• _Brief_:
Gather, from the listing beneath this task, every line holding the string "placeholder".

(Records from a dataset)
------

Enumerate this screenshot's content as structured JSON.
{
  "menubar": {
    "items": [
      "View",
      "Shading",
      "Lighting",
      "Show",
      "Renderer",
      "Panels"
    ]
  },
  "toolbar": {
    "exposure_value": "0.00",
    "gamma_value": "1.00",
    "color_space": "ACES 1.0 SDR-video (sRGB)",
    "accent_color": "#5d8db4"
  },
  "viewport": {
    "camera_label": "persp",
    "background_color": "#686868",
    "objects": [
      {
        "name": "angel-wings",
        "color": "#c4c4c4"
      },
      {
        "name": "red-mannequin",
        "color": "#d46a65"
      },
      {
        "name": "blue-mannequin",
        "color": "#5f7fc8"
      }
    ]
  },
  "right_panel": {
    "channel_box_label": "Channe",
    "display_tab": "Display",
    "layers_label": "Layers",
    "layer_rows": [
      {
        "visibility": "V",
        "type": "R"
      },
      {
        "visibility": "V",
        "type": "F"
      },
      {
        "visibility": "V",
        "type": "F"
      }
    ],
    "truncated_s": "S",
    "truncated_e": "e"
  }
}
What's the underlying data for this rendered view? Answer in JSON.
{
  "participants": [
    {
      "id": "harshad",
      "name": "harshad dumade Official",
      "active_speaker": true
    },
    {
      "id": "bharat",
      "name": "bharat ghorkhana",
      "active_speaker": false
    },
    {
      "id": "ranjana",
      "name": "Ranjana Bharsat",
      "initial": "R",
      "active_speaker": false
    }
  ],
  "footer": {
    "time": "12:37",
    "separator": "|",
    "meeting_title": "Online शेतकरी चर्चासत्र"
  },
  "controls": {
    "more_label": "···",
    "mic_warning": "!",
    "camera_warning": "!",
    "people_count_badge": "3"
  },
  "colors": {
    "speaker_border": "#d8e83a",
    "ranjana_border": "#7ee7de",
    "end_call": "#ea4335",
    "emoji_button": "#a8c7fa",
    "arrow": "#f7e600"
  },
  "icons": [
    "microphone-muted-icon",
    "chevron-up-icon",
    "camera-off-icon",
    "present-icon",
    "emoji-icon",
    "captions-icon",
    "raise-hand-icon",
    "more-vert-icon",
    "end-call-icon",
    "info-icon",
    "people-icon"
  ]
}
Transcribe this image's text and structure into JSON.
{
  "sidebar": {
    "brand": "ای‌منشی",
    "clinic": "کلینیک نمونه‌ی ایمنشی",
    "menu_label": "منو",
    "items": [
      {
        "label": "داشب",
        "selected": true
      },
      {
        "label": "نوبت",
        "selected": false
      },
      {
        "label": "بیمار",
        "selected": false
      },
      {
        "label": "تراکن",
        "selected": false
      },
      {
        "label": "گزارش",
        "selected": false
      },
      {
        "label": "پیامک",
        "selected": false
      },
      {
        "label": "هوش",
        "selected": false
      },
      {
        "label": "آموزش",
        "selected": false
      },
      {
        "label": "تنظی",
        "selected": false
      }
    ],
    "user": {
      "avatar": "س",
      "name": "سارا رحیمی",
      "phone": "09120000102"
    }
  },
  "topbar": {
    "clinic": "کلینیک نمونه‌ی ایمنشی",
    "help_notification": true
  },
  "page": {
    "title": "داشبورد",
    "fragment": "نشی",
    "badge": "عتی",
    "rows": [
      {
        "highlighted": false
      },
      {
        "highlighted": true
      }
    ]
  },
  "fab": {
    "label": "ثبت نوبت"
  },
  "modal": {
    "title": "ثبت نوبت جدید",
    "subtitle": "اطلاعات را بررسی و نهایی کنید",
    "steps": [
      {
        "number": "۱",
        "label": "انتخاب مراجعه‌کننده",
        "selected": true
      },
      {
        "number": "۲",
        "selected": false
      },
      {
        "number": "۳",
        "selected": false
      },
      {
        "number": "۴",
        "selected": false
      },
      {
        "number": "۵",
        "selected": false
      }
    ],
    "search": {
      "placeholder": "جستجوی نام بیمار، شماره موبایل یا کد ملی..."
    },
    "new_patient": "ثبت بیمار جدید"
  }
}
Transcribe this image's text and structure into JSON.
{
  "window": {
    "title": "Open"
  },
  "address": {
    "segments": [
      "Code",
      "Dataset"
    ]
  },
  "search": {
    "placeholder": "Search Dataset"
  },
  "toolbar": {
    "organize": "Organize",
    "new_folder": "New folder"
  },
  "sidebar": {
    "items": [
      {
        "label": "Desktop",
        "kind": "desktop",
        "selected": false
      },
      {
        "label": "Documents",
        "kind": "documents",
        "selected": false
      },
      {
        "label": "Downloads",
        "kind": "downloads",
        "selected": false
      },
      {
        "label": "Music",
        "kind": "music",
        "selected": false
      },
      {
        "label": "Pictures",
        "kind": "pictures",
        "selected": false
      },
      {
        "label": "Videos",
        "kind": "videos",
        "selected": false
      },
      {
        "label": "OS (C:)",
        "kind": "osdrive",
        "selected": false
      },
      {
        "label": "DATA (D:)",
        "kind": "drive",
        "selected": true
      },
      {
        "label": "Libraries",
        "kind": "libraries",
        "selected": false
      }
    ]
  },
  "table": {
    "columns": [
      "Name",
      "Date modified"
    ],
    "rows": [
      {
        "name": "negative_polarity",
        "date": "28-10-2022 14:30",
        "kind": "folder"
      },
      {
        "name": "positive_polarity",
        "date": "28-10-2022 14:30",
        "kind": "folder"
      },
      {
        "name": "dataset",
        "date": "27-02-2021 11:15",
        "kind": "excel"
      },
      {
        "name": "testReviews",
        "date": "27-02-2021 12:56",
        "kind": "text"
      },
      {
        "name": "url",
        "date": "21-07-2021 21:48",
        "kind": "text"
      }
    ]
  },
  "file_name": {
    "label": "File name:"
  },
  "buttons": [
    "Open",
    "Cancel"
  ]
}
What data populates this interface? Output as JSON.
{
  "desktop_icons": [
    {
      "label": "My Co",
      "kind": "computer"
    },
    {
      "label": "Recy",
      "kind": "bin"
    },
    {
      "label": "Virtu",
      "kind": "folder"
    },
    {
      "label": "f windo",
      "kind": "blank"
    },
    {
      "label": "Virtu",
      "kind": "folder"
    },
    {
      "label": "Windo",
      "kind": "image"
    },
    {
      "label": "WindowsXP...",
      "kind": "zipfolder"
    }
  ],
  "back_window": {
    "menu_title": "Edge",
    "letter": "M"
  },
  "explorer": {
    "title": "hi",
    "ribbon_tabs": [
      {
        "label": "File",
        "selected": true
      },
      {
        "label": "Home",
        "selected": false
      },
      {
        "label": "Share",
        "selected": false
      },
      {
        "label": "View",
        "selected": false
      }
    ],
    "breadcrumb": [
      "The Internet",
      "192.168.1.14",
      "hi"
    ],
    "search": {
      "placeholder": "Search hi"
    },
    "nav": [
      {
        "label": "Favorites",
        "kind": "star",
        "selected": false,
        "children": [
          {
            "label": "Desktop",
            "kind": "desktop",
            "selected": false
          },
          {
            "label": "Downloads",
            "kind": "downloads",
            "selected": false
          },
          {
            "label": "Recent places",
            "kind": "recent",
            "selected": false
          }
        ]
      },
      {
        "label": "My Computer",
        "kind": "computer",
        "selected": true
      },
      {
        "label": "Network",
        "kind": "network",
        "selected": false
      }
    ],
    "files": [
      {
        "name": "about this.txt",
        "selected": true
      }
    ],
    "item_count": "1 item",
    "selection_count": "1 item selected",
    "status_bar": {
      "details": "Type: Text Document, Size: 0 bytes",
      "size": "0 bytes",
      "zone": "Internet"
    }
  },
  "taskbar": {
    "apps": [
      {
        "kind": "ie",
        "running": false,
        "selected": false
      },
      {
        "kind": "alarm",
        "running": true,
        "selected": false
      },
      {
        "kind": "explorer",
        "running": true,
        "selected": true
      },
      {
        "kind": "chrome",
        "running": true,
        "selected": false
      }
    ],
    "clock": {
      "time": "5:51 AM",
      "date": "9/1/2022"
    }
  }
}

------

• _Written solution_:
      "placeholder": "جستجوی نام بیمار، شماره موبایل یا کد ملی..."
    "placeholder": "Search Dataset"
      "placeholder": "Search hi"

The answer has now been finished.